** START **

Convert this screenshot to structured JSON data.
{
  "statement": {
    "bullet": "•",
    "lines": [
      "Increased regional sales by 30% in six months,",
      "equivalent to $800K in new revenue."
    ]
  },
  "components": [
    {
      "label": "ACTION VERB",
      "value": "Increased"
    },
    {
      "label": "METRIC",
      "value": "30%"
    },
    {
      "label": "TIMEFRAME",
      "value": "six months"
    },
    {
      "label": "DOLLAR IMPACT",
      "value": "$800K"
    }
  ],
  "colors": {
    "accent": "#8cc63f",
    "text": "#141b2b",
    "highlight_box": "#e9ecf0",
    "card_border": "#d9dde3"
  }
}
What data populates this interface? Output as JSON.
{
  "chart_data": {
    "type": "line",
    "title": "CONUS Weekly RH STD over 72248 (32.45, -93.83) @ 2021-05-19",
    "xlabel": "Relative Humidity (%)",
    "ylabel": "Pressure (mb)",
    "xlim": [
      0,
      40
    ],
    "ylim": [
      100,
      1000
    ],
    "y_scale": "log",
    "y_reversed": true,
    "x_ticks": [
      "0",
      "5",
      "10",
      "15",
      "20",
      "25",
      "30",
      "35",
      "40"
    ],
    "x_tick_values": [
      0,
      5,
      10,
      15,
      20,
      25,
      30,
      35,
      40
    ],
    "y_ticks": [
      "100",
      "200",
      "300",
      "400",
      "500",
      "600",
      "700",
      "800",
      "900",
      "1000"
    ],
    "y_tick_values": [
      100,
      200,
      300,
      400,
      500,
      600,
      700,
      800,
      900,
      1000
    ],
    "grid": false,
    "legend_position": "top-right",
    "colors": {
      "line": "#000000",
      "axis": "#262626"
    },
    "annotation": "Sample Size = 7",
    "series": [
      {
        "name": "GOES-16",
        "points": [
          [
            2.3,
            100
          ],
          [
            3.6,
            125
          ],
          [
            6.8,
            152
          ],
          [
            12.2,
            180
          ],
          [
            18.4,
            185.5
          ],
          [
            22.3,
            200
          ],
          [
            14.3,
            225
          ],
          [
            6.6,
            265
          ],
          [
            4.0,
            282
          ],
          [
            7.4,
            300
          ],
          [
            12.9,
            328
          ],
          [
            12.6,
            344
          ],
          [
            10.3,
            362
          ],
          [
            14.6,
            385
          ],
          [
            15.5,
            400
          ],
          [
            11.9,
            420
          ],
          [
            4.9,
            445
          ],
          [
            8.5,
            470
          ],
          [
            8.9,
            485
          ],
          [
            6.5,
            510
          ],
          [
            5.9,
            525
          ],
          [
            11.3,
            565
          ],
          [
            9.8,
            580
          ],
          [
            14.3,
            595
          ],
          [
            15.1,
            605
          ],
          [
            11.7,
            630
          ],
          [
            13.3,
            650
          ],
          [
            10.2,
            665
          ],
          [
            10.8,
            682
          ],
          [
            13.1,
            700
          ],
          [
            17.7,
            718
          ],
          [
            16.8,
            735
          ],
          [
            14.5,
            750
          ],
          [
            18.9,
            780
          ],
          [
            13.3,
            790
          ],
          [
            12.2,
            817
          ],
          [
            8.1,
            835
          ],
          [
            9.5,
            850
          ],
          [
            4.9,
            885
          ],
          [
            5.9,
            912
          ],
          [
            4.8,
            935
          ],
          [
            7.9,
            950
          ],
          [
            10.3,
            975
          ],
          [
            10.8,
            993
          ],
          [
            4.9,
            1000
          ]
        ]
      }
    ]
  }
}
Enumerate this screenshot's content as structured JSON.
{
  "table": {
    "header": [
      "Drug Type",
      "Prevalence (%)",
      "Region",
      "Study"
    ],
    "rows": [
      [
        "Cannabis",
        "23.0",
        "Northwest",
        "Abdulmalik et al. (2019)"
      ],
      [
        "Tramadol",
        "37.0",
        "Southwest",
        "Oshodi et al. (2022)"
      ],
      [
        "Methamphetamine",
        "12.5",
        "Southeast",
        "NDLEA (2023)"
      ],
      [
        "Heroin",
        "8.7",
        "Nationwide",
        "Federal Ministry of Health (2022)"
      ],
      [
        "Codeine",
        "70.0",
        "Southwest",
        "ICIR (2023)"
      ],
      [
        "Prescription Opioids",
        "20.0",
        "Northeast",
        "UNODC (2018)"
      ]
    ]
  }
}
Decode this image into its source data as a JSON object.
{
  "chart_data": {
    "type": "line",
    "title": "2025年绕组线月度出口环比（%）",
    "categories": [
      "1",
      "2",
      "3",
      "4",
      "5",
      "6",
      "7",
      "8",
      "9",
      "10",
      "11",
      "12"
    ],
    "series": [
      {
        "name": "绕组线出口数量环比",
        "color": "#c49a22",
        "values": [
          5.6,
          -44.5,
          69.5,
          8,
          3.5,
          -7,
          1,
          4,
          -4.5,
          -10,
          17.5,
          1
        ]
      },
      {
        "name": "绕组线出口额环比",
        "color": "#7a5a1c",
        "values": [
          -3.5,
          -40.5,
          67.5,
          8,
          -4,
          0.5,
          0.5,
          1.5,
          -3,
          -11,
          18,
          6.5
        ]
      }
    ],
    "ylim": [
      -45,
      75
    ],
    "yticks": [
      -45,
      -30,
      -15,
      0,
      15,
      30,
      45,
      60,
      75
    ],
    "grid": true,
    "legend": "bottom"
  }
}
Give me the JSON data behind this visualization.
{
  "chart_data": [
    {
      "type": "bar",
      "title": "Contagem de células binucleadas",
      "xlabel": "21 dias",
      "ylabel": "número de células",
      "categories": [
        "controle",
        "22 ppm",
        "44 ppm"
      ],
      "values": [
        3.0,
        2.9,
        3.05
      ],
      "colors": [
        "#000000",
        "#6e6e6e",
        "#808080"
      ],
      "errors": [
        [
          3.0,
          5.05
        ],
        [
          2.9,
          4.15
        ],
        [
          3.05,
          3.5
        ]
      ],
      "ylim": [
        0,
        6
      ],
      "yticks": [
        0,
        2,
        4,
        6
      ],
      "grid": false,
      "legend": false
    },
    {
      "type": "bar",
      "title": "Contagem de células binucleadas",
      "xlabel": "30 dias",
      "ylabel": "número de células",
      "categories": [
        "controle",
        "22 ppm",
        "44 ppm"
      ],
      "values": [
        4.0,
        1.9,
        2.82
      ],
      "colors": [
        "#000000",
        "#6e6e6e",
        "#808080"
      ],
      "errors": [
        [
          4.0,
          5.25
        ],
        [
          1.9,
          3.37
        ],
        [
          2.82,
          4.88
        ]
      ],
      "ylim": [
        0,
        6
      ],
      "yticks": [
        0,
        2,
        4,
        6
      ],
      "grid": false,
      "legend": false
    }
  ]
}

** END **

• _Task requirements_: Output the full listing exactly as it stands.

• _The output_:
Convert this screenshot to structured JSON data.
{
  "statement": {
    "bullet": "•",
    "lines": [
      "Increased regional sales by 30% in six months,",
      "equivalent to $800K in new revenue."
    ]
  },
  "components": [
    {
      "label": "ACTION VERB",
      "value": "Increased"
    },
    {
      "label": "METRIC",
      "value": "30%"
    },
    {
      "label": "TIMEFRAME",
      "value": "six months"
    },
    {
      "label": "DOLLAR IMPACT",
      "value": "$800K"
    }
  ],
  "colors": {
    "accent": "#8cc63f",
    "text": "#141b2b",
    "highlight_box": "#e9ecf0",
    "card_border": "#d9dde3"
  }
}
What data populates this interface? Output as JSON.
{
  "chart_data": {
    "type": "line",
    "title": "CONUS Weekly RH STD over 72248 (32.45, -93.83) @ 2021-05-19",
    "xlabel": "Relative Humidity (%)",
    "ylabel": "Pressure (mb)",
    "xlim": [
      0,
      40
    ],
    "ylim": [
      100,
      1000
    ],
    "y_scale": "log",
    "y_reversed": true,
    "x_ticks": [
      "0",
      "5",
      "10",
      "15",
      "20",
      "25",
      "30",
      "35",
      "40"
    ],
    "x_tick_values": [
      0,
      5,
      10,
      15,
      20,
      25,
      30,
      35,
      40
    ],
    "y_ticks": [
      "100",
      "200",
      "300",
      "400",
      "500",
      "600",
      "700",
      "800",
      "900",
      "1000"
    ],
    "y_tick_values": [
      100,
      200,
      300,
      400,
      500,
      600,
      700,
      800,
      900,
      1000
    ],
    "grid": false,
    "legend_position": "top-right",
    "colors": {
      "line": "#000000",
      "axis": "#262626"
    },
    "annotation": "Sample Size = 7",
    "series": [
      {
        "name": "GOES-16",
        "points": [
          [
            2.3,
            100
          ],
          [
            3.6,
            125
          ],
          [
            6.8,
            152
          ],
          [
            12.2,
            180
          ],
          [
            18.4,
            185.5
          ],
          [
            22.3,
            200
          ],
          [
            14.3,
            225
          ],
          [
            6.6,
            265
          ],
          [
            4.0,
            282
          ],
          [
            7.4,
            300
          ],
          [
            12.9,
            328
          ],
          [
            12.6,
            344
          ],
          [
            10.3,
            362
          ],
          [
            14.6,
            385
          ],
          [
            15.5,
            400
          ],
          [
            11.9,
            420
          ],
          [
            4.9,
            445
          ],
          [
            8.5,
            470
          ],
          [
            8.9,
            485
          ],
          [
            6.5,
            510
          ],
          [
            5.9,
            525
          ],
          [
            11.3,
            565
          ],
          [
            9.8,
            580
          ],
          [
            14.3,
            595
          ],
          [
            15.1,
            605
          ],
          [
            11.7,
            630
          ],
          [
            13.3,
            650
          ],
          [
            10.2,
            665
          ],
          [
            10.8,
            682
          ],
          [
            13.1,
            700
          ],
          [
            17.7,
            718
          ],
          [
            16.8,
            735
          ],
          [
            14.5,
            750
          ],
          [
            18.9,
            780
          ],
          [
            13.3,
            790
          ],
          [
            12.2,
            817
          ],
          [
            8.1,
            835
          ],
          [
            9.5,
            850
          ],
          [
            4.9,
            885
          ],
          [
            5.9,
            912
          ],
          [
            4.8,
            935
          ],
          [
            7.9,
            950
          ],
          [
            10.3,
            975
          ],
          [
            10.8,
            993
          ],
          [
            4.9,
            1000
          ]
        ]
      }
    ]
  }
}
Enumerate this screenshot's content as structured JSON.
{
  "table": {
    "header": [
      "Drug Type",
      "Prevalence (%)",
      "Region",
      "Study"
    ],
    "rows": [
      [
        "Cannabis",
        "23.0",
        "Northwest",
        "Abdulmalik et al. (2019)"
      ],
      [
        "Tramadol",
        "37.0",
        "Southwest",
        "Oshodi et al. (2022)"
      ],
      [
        "Methamphetamine",
        "12.5",
        "Southeast",
        "NDLEA (2023)"
      ],
      [
        "Heroin",
        "8.7",
        "Nationwide",
        "Federal Ministry of Health (2022)"
      ],
      [
        "Codeine",
        "70.0",
        "Southwest",
        "ICIR (2023)"
      ],
      [
        "Prescription Opioids",
        "20.0",
        "Northeast",
        "UNODC (2018)"
      ]
    ]
  }
}
Decode this image into its source data as a JSON object.
{
  "chart_data": {
    "type": "line",
    "title": "2025年绕组线月度出口环比（%）",
    "categories": [
      "1",
      "2",
      "3",
      "4",
      "5",
      "6",
      "7",
      "8",
      "9",
      "10",
      "11",
      "12"
    ],
    "series": [
      {
        "name": "绕组线出口数量环比",
        "color": "#c49a22",
        "values": [
          5.6,
          -44.5,
          69.5,
          8,
          3.5,
          -7,
          1,
          4,
          -4.5,
          -10,
          17.5,
          1
        ]
      },
      {
        "name": "绕组线出口额环比",
        "color": "#7a5a1c",
        "values": [
          -3.5,
          -40.5,
          67.5,
          8,
          -4,
          0.5,
          0.5,
          1.5,
          -3,
          -11,
          18,
          6.5
        ]
      }
    ],
    "ylim": [
      -45,
      75
    ],
    "yticks": [
      -45,
      -30,
      -15,
      0,
      15,
      30,
      45,
      60,
      75
    ],
    "grid": true,
    "legend": "bottom"
  }
}
Give me the JSON data behind this visualization.
{
  "chart_data": [
    {
      "type": "bar",
      "title": "Contagem de células binucleadas",
      "xlabel": "21 dias",
      "ylabel": "número de células",
      "categories": [
        "controle",
        "22 ppm",
        "44 ppm"
      ],
      "values": [
        3.0,
        2.9,
        3.05
      ],
      "colors": [
        "#000000",
        "#6e6e6e",
        "#808080"
      ],
      "errors": [
        [
          3.0,
          5.05
        ],
        [
          2.9,
          4.15
        ],
        [
          3.05,
          3.5
        ]
      ],
      "ylim": [
        0,
        6
      ],
      "yticks": [
        0,
        2,
        4,
        6
      ],
      "grid": false,
      "legend": false
    },
    {
      "type": "bar",
      "title": "Contagem de células binucleadas",
      "xlabel": "30 dias",
      "ylabel": "número de células",
      "categories": [
        "controle",
        "22 ppm",
        "44 ppm"
      ],
      "values": [
        4.0,
        1.9,
        2.82
      ],
      "colors": [
        "#000000",
        "#6e6e6e",
        "#808080"
      ],
      "errors": [
        [
          4.0,
          5.25
        ],
        [
          1.9,
          3.37
        ],
        [
          2.82,
          4.88
        ]
      ],
      "ylim": [
        0,
        6
      ],
      "yticks": [
        0,
        2,
        4,
        6
      ],
      "grid": false,
      "legend": false
    }
  ]
}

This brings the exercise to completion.